▶

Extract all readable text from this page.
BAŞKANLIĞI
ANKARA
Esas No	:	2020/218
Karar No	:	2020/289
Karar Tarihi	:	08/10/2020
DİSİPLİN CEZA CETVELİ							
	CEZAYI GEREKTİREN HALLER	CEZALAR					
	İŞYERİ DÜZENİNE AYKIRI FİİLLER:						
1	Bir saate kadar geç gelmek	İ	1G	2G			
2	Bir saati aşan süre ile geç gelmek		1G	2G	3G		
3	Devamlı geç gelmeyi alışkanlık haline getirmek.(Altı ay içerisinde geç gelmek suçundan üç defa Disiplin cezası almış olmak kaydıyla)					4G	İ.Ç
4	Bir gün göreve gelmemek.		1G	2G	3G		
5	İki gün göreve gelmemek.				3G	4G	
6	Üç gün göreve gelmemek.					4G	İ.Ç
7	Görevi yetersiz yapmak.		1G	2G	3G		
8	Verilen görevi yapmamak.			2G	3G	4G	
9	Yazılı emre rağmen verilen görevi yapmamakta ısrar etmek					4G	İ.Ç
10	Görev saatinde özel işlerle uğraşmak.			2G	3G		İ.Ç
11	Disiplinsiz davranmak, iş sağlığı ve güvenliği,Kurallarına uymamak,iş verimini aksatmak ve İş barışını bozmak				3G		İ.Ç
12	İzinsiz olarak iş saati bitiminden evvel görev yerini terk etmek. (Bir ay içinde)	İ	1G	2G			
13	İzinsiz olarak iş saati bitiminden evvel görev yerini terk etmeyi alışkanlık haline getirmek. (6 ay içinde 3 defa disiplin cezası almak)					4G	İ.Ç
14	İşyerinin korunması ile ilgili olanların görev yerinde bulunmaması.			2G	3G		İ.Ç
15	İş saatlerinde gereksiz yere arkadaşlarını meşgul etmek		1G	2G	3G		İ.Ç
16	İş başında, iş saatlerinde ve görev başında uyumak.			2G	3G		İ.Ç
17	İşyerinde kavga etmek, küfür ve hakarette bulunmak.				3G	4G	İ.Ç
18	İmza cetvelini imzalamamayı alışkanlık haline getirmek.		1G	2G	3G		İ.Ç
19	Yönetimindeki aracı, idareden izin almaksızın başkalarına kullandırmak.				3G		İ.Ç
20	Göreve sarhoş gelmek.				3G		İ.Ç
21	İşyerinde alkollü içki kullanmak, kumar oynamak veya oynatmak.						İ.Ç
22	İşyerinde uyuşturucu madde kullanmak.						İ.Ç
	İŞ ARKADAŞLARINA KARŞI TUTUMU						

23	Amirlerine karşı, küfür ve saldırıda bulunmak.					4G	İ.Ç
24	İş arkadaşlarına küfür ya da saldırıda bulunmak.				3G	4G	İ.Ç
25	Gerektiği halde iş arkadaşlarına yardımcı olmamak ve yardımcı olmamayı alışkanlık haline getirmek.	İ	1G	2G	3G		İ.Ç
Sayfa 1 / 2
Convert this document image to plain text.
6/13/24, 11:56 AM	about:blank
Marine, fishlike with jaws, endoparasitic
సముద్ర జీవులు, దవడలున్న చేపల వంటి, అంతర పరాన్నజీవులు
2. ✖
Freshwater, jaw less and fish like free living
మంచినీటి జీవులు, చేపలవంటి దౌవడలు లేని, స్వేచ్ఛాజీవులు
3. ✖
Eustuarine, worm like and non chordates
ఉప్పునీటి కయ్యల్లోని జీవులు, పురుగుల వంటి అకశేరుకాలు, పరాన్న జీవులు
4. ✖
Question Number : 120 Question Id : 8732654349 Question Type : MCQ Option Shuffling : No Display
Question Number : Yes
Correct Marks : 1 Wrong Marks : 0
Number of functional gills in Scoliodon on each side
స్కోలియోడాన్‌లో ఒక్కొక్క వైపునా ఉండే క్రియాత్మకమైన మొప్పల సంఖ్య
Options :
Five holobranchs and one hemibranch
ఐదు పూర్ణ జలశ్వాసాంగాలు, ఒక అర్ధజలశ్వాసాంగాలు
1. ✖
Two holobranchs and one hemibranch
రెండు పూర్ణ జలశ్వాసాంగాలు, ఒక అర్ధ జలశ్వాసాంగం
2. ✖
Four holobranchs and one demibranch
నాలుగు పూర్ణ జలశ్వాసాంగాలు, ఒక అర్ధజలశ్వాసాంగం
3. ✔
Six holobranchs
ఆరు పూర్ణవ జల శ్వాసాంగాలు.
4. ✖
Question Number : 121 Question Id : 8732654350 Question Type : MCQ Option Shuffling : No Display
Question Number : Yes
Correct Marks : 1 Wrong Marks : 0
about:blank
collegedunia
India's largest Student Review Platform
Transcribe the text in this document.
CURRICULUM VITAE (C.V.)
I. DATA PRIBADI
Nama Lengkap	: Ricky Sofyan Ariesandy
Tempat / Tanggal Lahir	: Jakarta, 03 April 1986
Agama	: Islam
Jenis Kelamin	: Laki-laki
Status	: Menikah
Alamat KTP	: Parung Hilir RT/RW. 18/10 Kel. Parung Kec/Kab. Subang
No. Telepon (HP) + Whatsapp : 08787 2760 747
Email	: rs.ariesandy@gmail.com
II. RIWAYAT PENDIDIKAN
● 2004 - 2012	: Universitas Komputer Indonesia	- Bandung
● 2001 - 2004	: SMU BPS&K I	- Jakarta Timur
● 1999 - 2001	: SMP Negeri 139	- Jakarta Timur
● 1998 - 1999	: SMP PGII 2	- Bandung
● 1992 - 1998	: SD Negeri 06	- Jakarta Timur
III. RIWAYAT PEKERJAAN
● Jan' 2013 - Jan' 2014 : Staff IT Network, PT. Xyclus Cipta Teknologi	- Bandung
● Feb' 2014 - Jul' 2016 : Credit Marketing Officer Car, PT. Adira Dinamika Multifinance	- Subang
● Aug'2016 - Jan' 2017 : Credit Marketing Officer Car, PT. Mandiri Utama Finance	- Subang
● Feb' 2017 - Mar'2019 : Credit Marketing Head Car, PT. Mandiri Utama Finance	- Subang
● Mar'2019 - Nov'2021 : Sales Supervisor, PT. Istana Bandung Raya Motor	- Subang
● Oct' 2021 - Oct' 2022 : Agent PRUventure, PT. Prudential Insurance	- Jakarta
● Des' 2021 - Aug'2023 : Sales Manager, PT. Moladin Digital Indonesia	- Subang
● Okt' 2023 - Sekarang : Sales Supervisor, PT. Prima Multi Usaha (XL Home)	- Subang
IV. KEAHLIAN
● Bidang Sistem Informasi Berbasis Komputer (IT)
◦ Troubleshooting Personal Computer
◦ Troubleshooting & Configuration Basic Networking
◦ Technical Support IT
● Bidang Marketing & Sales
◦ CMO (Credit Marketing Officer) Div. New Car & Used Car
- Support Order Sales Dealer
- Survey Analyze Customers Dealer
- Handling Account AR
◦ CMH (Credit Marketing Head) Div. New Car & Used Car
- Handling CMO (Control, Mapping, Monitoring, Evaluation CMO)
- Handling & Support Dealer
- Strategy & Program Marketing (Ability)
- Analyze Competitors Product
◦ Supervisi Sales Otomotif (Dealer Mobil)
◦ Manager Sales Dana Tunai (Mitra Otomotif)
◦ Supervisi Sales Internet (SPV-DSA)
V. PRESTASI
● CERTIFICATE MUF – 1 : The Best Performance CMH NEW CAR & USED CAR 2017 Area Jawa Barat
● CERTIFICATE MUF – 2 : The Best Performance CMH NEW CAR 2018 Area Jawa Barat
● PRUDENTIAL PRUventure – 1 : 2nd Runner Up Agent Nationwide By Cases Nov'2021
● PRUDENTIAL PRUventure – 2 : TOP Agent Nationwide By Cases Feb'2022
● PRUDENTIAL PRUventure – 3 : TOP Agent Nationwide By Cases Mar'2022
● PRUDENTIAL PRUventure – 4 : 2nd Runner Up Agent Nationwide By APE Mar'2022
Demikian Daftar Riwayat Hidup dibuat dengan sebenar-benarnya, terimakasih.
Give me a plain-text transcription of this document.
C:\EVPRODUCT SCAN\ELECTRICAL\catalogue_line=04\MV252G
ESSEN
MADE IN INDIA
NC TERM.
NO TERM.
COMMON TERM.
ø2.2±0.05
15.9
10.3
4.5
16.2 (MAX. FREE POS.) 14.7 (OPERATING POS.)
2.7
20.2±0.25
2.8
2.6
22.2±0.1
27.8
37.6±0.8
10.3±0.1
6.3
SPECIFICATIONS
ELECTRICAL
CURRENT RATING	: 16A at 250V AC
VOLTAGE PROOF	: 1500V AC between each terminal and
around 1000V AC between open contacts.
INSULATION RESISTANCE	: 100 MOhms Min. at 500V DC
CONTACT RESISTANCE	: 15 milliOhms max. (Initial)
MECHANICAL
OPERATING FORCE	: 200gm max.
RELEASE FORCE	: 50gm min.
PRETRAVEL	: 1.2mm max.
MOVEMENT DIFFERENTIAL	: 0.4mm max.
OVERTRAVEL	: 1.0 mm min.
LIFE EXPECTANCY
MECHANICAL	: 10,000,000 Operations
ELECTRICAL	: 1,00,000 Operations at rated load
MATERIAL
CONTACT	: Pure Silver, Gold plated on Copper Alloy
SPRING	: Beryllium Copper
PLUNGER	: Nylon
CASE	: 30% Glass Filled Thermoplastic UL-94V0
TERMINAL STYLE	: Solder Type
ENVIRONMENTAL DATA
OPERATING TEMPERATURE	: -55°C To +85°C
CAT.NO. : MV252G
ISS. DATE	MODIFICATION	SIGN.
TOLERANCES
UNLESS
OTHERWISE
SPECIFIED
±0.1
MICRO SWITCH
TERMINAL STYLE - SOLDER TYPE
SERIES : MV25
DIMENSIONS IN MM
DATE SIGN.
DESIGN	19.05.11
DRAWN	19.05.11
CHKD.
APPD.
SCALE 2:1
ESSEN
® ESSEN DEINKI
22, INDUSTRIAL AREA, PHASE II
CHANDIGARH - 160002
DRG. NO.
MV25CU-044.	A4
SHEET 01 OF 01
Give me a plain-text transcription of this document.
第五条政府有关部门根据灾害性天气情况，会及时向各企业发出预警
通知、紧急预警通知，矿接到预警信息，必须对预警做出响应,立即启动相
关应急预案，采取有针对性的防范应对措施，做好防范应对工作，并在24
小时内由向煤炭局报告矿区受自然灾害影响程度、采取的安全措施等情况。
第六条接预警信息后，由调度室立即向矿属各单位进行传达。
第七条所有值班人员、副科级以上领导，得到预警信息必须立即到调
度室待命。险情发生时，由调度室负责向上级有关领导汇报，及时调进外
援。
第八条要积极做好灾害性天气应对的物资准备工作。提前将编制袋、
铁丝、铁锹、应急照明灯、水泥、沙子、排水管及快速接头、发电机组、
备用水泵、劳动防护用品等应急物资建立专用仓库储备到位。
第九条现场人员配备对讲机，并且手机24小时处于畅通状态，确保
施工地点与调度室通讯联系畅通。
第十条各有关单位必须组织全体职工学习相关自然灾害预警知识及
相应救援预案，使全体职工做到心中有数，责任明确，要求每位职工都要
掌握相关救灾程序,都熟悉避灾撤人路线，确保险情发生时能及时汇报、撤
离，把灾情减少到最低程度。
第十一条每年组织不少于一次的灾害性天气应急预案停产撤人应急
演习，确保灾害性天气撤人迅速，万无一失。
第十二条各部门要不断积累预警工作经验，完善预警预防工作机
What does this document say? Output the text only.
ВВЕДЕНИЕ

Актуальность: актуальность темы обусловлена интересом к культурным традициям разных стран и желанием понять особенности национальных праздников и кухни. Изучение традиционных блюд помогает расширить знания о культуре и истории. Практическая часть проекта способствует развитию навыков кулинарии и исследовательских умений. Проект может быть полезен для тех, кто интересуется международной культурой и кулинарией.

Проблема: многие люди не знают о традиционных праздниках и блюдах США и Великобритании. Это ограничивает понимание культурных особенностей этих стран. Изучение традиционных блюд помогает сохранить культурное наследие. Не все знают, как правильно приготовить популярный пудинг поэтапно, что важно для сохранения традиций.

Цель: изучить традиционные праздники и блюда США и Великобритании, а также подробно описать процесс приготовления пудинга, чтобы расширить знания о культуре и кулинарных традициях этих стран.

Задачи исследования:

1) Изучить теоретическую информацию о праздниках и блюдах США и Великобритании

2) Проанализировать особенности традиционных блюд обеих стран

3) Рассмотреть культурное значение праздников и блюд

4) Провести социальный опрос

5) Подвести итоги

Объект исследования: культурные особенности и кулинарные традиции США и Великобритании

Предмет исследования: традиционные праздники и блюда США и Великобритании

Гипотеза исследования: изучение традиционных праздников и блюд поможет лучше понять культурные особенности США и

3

◀

Task objective.
Give the number of lines in the entries above that include the string "blank". No other output is expected.

Expected output.
2